▸ **Problem details**
Copy out all the entries exactly.

— Start Recorded data —

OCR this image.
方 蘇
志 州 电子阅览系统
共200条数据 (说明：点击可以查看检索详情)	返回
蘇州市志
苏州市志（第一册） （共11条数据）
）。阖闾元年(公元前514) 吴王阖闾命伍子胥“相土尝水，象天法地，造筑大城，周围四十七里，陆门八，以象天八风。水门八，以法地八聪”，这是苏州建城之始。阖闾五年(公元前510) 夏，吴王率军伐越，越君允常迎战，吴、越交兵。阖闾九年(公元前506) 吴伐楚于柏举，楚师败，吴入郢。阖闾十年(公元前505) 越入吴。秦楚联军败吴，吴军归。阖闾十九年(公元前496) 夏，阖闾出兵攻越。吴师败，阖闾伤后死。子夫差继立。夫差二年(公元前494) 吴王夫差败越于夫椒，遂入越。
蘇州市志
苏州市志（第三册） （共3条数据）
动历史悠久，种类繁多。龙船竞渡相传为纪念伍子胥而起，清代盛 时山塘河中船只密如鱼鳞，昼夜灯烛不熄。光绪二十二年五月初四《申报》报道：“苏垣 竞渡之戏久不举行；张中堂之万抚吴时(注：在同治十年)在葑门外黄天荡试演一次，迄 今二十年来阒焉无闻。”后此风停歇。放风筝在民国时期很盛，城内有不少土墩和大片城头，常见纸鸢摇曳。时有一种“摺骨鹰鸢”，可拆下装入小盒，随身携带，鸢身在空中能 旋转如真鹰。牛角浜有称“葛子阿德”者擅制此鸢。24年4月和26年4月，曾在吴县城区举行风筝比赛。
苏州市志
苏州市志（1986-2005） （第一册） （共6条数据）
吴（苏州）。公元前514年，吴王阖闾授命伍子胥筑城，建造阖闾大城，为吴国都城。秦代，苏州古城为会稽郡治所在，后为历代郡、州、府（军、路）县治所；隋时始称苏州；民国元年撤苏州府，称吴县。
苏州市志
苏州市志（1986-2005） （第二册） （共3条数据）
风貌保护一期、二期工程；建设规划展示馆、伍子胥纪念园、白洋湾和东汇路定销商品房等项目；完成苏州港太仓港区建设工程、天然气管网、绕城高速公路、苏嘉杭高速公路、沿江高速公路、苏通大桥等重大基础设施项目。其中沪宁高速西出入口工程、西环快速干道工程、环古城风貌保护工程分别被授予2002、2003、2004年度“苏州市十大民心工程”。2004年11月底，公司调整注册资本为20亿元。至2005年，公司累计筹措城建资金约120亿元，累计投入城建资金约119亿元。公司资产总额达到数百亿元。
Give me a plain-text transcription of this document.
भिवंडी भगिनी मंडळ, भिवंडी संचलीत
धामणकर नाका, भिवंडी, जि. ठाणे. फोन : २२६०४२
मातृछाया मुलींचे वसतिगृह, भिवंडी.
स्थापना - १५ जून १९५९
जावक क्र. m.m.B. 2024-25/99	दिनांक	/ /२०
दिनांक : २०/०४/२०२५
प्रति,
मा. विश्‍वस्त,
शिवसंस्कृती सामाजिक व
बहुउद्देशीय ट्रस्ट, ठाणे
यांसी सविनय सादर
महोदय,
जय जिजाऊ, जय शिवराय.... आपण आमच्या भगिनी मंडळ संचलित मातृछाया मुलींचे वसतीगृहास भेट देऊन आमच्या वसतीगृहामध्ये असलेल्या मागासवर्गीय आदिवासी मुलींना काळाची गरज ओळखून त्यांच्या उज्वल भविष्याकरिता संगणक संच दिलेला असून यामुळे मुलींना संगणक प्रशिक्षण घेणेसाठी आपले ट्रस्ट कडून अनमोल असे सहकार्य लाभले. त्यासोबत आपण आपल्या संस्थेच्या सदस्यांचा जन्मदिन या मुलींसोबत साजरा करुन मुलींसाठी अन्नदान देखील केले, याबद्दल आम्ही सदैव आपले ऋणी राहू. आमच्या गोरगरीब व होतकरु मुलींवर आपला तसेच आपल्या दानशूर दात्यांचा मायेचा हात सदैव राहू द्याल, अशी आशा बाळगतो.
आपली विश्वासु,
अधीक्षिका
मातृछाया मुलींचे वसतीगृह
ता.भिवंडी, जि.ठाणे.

— End Recorded data —

▸ **Correct response**
OCR this image.
方 蘇
志 州 电子阅览系统
共200条数据 (说明：点击可以查看检索详情)	返回
蘇州市志
苏州市志（第一册） （共11条数据）
）。阖闾元年(公元前514) 吴王阖闾命伍子胥“相土尝水，象天法地，造筑大城，周围四十七里，陆门八，以象天八风。水门八，以法地八聪”，这是苏州建城之始。阖闾五年(公元前510) 夏，吴王率军伐越，越君允常迎战，吴、越交兵。阖闾九年(公元前506) 吴伐楚于柏举，楚师败，吴入郢。阖闾十年(公元前505) 越入吴。秦楚联军败吴，吴军归。阖闾十九年(公元前496) 夏，阖闾出兵攻越。吴师败，阖闾伤后死。子夫差继立。夫差二年(公元前494) 吴王夫差败越于夫椒，遂入越。
蘇州市志
苏州市志（第三册） （共3条数据）
动历史悠久，种类繁多。龙船竞渡相传为纪念伍子胥而起，清代盛 时山塘河中船只密如鱼鳞，昼夜灯烛不熄。光绪二十二年五月初四《申报》报道：“苏垣 竞渡之戏久不举行；张中堂之万抚吴时(注：在同治十年)在葑门外黄天荡试演一次，迄 今二十年来阒焉无闻。”后此风停歇。放风筝在民国时期很盛，城内有不少土墩和大片城头，常见纸鸢摇曳。时有一种“摺骨鹰鸢”，可拆下装入小盒，随身携带，鸢身在空中能 旋转如真鹰。牛角浜有称“葛子阿德”者擅制此鸢。24年4月和26年4月，曾在吴县城区举行风筝比赛。
苏州市志
苏州市志（1986-2005） （第一册） （共6条数据）
吴（苏州）。公元前514年，吴王阖闾授命伍子胥筑城，建造阖闾大城，为吴国都城。秦代，苏州古城为会稽郡治所在，后为历代郡、州、府（军、路）县治所；隋时始称苏州；民国元年撤苏州府，称吴县。
苏州市志
苏州市志（1986-2005） （第二册） （共3条数据）
风貌保护一期、二期工程；建设规划展示馆、伍子胥纪念园、白洋湾和东汇路定销商品房等项目；完成苏州港太仓港区建设工程、天然气管网、绕城高速公路、苏嘉杭高速公路、沿江高速公路、苏通大桥等重大基础设施项目。其中沪宁高速西出入口工程、西环快速干道工程、环古城风貌保护工程分别被授予2002、2003、2004年度“苏州市十大民心工程”。2004年11月底，公司调整注册资本为20亿元。至2005年，公司累计筹措城建资金约120亿元，累计投入城建资金约119亿元。公司资产总额达到数百亿元。
Give me a plain-text transcription of this document.
भिवंडी भगिनी मंडळ, भिवंडी संचलीत
धामणकर नाका, भिवंडी, जि. ठाणे. फोन : २२६०४२
मातृछाया मुलींचे वसतिगृह, भिवंडी.
स्थापना - १५ जून १९५९
जावक क्र. m.m.B. 2024-25/99	दिनांक	/ /२०
दिनांक : २०/०४/२०२५
प्रति,
मा. विश्‍वस्त,
शिवसंस्कृती सामाजिक व
बहुउद्देशीय ट्रस्ट, ठाणे
यांसी सविनय सादर
महोदय,
जय जिजाऊ, जय शिवराय.... आपण आमच्या भगिनी मंडळ संचलित मातृछाया मुलींचे वसतीगृहास भेट देऊन आमच्या वसतीगृहामध्ये असलेल्या मागासवर्गीय आदिवासी मुलींना काळाची गरज ओळखून त्यांच्या उज्वल भविष्याकरिता संगणक संच दिलेला असून यामुळे मुलींना संगणक प्रशिक्षण घेणेसाठी आपले ट्रस्ट कडून अनमोल असे सहकार्य लाभले. त्यासोबत आपण आपल्या संस्थेच्या सदस्यांचा जन्मदिन या मुलींसोबत साजरा करुन मुलींसाठी अन्नदान देखील केले, याबद्दल आम्ही सदैव आपले ऋणी राहू. आमच्या गोरगरीब व होतकरु मुलींवर आपला तसेच आपल्या दानशूर दात्यांचा मायेचा हात सदैव राहू द्याल, अशी आशा बाळगतो.
आपली विश्वासु,
अधीक्षिका
मातृछाया मुलींचे वसतीगृह
ता.भिवंडी, जि.ठाणे.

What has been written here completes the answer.